▶ [REQUIREMENT]: Give the number of lines containing the word "label" and nothing more.

□ □ □

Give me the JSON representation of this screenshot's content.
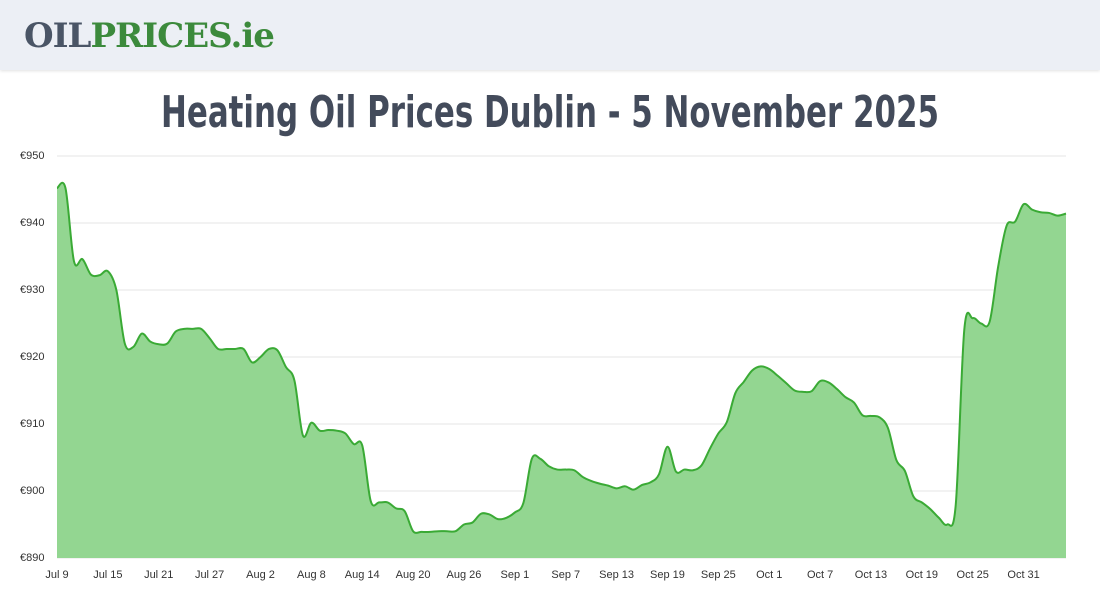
{
  "logo": {
    "part1": "OIL",
    "part2": "PRICES.ie"
  },
  "chart_data": {
    "type": "area",
    "title": "Heating Oil Prices Dublin - 5 November 2025",
    "categories": [
      "Jul 9",
      null,
      null,
      null,
      null,
      null,
      "Jul 15",
      null,
      null,
      null,
      null,
      null,
      "Jul 21",
      null,
      null,
      null,
      null,
      null,
      "Jul 27",
      null,
      null,
      null,
      null,
      null,
      "Aug 2",
      null,
      null,
      null,
      null,
      null,
      "Aug 8",
      null,
      null,
      null,
      null,
      null,
      "Aug 14",
      null,
      null,
      null,
      null,
      null,
      "Aug 20",
      null,
      null,
      null,
      null,
      null,
      "Aug 26",
      null,
      null,
      null,
      null,
      null,
      "Sep 1",
      null,
      null,
      null,
      null,
      null,
      "Sep 7",
      null,
      null,
      null,
      null,
      null,
      "Sep 13",
      null,
      null,
      null,
      null,
      null,
      "Sep 19",
      null,
      null,
      null,
      null,
      null,
      "Sep 25",
      null,
      null,
      null,
      null,
      null,
      "Oct 1",
      null,
      null,
      null,
      null,
      null,
      "Oct 7",
      null,
      null,
      null,
      null,
      null,
      "Oct 13",
      null,
      null,
      null,
      null,
      null,
      "Oct 19",
      null,
      null,
      null,
      null,
      null,
      "Oct 25",
      null,
      null,
      null,
      null,
      null,
      "Oct 31",
      null,
      null,
      null,
      null,
      null
    ],
    "series": [
      {
        "name": "Heating oil price",
        "color": "#3aaa35",
        "fill": "#93d691",
        "values": [
          945.2,
          945.2,
          934.3,
          934.6,
          932.3,
          932.2,
          932.8,
          930,
          922,
          921.5,
          923.5,
          922.3,
          921.9,
          922,
          923.8,
          924.2,
          924.2,
          924.2,
          922.8,
          921.2,
          921.2,
          921.2,
          921.2,
          919.2,
          920,
          921.2,
          921,
          918.5,
          916.5,
          908.3,
          910.2,
          909,
          909.1,
          909,
          908.6,
          907,
          906.8,
          898.5,
          898.3,
          898.3,
          897.4,
          897,
          894,
          893.9,
          893.9,
          894,
          894,
          894,
          895,
          895.3,
          896.6,
          896.5,
          895.8,
          896,
          896.8,
          898.2,
          904.8,
          904.8,
          903.7,
          903.2,
          903.2,
          903.1,
          902.1,
          901.5,
          901.1,
          900.8,
          900.4,
          900.7,
          900.2,
          900.9,
          901.3,
          902.5,
          906.6,
          902.9,
          903.2,
          903.1,
          903.8,
          906.3,
          908.6,
          910.3,
          914.6,
          916.3,
          918,
          918.6,
          918.2,
          917.2,
          916.1,
          915,
          914.8,
          914.9,
          916.4,
          916.2,
          915.2,
          914,
          913.2,
          911.3,
          911.2,
          911,
          909.4,
          904.6,
          903,
          899.2,
          898.3,
          897.3,
          896,
          895,
          898,
          924,
          925.8,
          925,
          925.3,
          933.5,
          939.6,
          940.2,
          942.8,
          942,
          941.6,
          941.5,
          941.1,
          941.4
        ]
      }
    ],
    "ylim": [
      890,
      950
    ],
    "yticks": [
      {
        "value": 890,
        "label": "€890"
      },
      {
        "value": 900,
        "label": "€900"
      },
      {
        "value": 910,
        "label": "€910"
      },
      {
        "value": 920,
        "label": "€920"
      },
      {
        "value": 930,
        "label": "€930"
      },
      {
        "value": 940,
        "label": "€940"
      },
      {
        "value": 950,
        "label": "€950"
      }
    ],
    "grid": true
  }
}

□ □ □

▶ [FULL SOLUTION]: 7